Your task is to reproduce the material exactly.

START Record excerpts

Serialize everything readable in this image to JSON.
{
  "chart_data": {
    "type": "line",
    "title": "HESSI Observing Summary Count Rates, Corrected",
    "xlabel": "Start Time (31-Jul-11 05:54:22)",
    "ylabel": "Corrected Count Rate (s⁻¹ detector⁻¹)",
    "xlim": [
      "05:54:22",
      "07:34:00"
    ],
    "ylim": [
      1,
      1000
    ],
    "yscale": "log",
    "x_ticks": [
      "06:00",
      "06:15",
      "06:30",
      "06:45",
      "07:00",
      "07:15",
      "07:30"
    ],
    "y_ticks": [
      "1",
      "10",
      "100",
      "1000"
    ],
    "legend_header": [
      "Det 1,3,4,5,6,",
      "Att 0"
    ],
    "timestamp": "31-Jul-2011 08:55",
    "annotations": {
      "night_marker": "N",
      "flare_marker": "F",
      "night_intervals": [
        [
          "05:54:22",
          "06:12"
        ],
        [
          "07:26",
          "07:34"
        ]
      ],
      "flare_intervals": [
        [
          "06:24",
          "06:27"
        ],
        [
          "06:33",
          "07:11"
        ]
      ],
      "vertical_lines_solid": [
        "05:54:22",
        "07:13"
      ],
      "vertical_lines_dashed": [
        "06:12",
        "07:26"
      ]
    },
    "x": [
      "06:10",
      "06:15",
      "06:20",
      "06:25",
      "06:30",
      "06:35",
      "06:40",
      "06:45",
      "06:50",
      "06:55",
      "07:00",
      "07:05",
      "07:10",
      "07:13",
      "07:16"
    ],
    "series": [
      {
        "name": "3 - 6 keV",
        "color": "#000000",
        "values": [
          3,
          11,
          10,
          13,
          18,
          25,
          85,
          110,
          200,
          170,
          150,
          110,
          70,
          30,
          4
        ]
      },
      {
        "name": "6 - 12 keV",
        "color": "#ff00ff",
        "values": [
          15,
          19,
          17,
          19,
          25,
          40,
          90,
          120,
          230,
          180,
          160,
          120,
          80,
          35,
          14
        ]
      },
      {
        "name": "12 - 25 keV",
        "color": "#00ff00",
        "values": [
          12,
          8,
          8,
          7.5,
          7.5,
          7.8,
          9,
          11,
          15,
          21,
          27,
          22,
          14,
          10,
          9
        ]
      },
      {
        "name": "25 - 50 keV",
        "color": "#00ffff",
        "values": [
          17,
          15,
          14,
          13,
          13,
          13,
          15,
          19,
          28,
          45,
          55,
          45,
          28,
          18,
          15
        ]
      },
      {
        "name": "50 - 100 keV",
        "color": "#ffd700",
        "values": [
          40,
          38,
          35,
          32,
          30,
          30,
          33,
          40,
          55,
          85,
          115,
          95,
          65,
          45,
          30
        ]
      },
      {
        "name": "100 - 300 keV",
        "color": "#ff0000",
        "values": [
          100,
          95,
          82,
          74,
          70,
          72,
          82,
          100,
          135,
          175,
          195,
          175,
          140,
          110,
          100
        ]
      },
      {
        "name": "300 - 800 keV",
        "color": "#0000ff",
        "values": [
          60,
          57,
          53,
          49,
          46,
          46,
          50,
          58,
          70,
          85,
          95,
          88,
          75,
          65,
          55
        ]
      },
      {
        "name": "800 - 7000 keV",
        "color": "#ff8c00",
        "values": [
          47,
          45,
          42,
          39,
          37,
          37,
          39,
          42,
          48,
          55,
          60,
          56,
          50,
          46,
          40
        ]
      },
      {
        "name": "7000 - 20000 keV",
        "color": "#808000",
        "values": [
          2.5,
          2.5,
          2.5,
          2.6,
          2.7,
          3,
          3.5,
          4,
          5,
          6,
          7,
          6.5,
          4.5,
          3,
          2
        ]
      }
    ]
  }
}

END Record excerpts

■ Task output ■
Serialize everything readable in this image to JSON.
{
  "chart_data": {
    "type": "line",
    "title": "HESSI Observing Summary Count Rates, Corrected",
    "xlabel": "Start Time (31-Jul-11 05:54:22)",
    "ylabel": "Corrected Count Rate (s⁻¹ detector⁻¹)",
    "xlim": [
      "05:54:22",
      "07:34:00"
    ],
    "ylim": [
      1,
      1000
    ],
    "yscale": "log",
    "x_ticks": [
      "06:00",
      "06:15",
      "06:30",
      "06:45",
      "07:00",
      "07:15",
      "07:30"
    ],
    "y_ticks": [
      "1",
      "10",
      "100",
      "1000"
    ],
    "legend_header": [
      "Det 1,3,4,5,6,",
      "Att 0"
    ],
    "timestamp": "31-Jul-2011 08:55",
    "annotations": {
      "night_marker": "N",
      "flare_marker": "F",
      "night_intervals": [
        [
          "05:54:22",
          "06:12"
        ],
        [
          "07:26",
          "07:34"
        ]
      ],
      "flare_intervals": [
        [
          "06:24",
          "06:27"
        ],
        [
          "06:33",
          "07:11"
        ]
      ],
      "vertical_lines_solid": [
        "05:54:22",
        "07:13"
      ],
      "vertical_lines_dashed": [
        "06:12",
        "07:26"
      ]
    },
    "x": [
      "06:10",
      "06:15",
      "06:20",
      "06:25",
      "06:30",
      "06:35",
      "06:40",
      "06:45",
      "06:50",
      "06:55",
      "07:00",
      "07:05",
      "07:10",
      "07:13",
      "07:16"
    ],
    "series": [
      {
        "name": "3 - 6 keV",
        "color": "#000000",
        "values": [
          3,
          11,
          10,
          13,
          18,
          25,
          85,
          110,
          200,
          170,
          150,
          110,
          70,
          30,
          4
        ]
      },
      {
        "name": "6 - 12 keV",
        "color": "#ff00ff",
        "values": [
          15,
          19,
          17,
          19,
          25,
          40,
          90,
          120,
          230,
          180,
          160,
          120,
          80,
          35,
          14
        ]
      },
      {
        "name": "12 - 25 keV",
        "color": "#00ff00",
        "values": [
          12,
          8,
          8,
          7.5,
          7.5,
          7.8,
          9,
          11,
          15,
          21,
          27,
          22,
          14,
          10,
          9
        ]
      },
      {
        "name": "25 - 50 keV",
        "color": "#00ffff",
        "values": [
          17,
          15,
          14,
          13,
          13,
          13,
          15,
          19,
          28,
          45,
          55,
          45,
          28,
          18,
          15
        ]
      },
      {
        "name": "50 - 100 keV",
        "color": "#ffd700",
        "values": [
          40,
          38,
          35,
          32,
          30,
          30,
          33,
          40,
          55,
          85,
          115,
          95,
          65,
          45,
          30
        ]
      },
      {
        "name": "100 - 300 keV",
        "color": "#ff0000",
        "values": [
          100,
          95,
          82,
          74,
          70,
          72,
          82,
          100,
          135,
          175,
          195,
          175,
          140,
          110,
          100
        ]
      },
      {
        "name": "300 - 800 keV",
        "color": "#0000ff",
        "values": [
          60,
          57,
          53,
          49,
          46,
          46,
          50,
          58,
          70,
          85,
          95,
          88,
          75,
          65,
          55
        ]
      },
      {
        "name": "800 - 7000 keV",
        "color": "#ff8c00",
        "values": [
          47,
          45,
          42,
          39,
          37,
          37,
          39,
          42,
          48,
          55,
          60,
          56,
          50,
          46,
          40
        ]
      },
      {
        "name": "7000 - 20000 keV",
        "color": "#808000",
        "values": [
          2.5,
          2.5,
          2.5,
          2.6,
          2.7,
          3,
          3.5,
          4,
          5,
          6,
          7,
          6.5,
          4.5,
          3,
          2
        ]
      }
    ]
  }
}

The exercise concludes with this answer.